**Задания:**
**a.** Перепишите фрагмент исходного текста, начиная со слов «Информация об авторе: Александр» и продолжая до слов «(CC BY 4.0)» включительно.
**b.** Ответьте по исходному тексту на вопросы:
(i) Какая учёная степень у автора статьи?
(ii) В каком году, томе и номере журнала вышла статья?
(iii) По какой лицензии распространяется статья?

**Исходный текст:**
- - -

Информация об авторе: Александр Викторович Марков — доктор филологических наук, профессор, Российский государственный гуманитарный университет, Миусская площадь, д. 6, 125993, ГСП-3, г. Москва, Россия; Владимирский государственный университет им. А.Г. и Н.Г. Столетовых, ул. Горького, д. 87, 600000 г. Владимир, Россия. ORCID ID: 0000-0001-6874-1073
E-mail: [email protected]
Для цитирования: Марков А.В. «Карнавал» Шумана в поэзии Дмитрия Кленовского // Studia Litterarum. 2020. Т. 5, № 2. С. 270-285. DOI: 10.22455/2500-4247-2020-5-2-270-285
SCHUMAN'S CARNIVAL IN THE POETRY OF DMITRY KLENOVSKY
This is an open access article distributed under the Creative Commons Attribution 4.0 International (CC BY 4.0)

- - -

**Строки данных:**
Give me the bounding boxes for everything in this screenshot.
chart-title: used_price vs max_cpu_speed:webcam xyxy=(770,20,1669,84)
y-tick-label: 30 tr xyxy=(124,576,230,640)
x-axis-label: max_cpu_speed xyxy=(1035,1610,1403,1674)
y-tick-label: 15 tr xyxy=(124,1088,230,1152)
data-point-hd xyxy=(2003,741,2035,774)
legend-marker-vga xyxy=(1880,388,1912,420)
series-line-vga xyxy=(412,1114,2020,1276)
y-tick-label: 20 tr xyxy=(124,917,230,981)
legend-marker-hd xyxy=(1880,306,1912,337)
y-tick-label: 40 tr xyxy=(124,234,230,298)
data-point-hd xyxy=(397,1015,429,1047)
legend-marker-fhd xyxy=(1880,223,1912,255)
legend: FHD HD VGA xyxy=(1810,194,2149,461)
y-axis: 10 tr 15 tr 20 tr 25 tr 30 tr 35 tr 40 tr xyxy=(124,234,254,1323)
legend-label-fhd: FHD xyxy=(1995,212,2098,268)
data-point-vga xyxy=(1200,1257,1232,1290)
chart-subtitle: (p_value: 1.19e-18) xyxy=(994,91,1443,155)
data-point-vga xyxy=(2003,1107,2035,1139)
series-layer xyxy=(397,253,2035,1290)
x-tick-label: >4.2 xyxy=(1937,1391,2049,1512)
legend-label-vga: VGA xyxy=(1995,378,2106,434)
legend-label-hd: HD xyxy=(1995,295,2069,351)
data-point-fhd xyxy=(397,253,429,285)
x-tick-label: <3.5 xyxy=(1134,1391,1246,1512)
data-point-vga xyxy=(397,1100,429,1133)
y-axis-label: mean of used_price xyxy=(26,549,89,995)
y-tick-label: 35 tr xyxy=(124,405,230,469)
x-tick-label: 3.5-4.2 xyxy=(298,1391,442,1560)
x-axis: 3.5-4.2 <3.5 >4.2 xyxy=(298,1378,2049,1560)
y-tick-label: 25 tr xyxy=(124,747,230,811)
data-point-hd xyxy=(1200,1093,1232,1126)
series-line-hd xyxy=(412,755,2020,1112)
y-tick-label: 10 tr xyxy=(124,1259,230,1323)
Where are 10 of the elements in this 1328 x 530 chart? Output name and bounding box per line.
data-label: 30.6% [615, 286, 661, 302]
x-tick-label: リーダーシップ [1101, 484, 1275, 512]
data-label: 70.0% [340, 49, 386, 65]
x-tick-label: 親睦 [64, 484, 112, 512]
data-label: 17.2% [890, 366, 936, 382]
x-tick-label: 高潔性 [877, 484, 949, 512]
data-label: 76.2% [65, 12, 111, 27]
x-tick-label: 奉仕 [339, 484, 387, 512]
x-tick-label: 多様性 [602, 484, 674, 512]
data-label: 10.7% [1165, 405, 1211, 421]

- - -

**Ответы:**
**a.**
Информация об авторе: Александр Викторович Марков — доктор филологических наук, профессор, Российский государственный гуманитарный университет, Миусская площадь, д. 6, 125993, ГСП-3, г. Москва, Россия; Владимирский государственный университет им. А.Г. и Н.Г. Столетовых, ул. Горького, д. 87, 600000 г. Владимир, Россия. ORCID ID: 0000-0001-6874-1073
E-mail: [email protected]
Для цитирования: Марков А.В. «Карнавал» Шумана в поэзии Дмитрия Кленовского // Studia Litterarum. 2020. Т. 5, № 2. С. 270-285. DOI: 10.22455/2500-4247-2020-5-2-270-285
SCHUMAN'S CARNIVAL IN THE POETRY OF DMITRY KLENOVSKY
This is an open access article distributed under the Creative Commons Attribution 4.0 International (CC BY 4.0)

**b.**
(i) Доктор филологических наук.
(ii) В 2020 году, том 5, № 2.
(iii) Creative Commons Attribution 4.0 International (CC BY 4.0).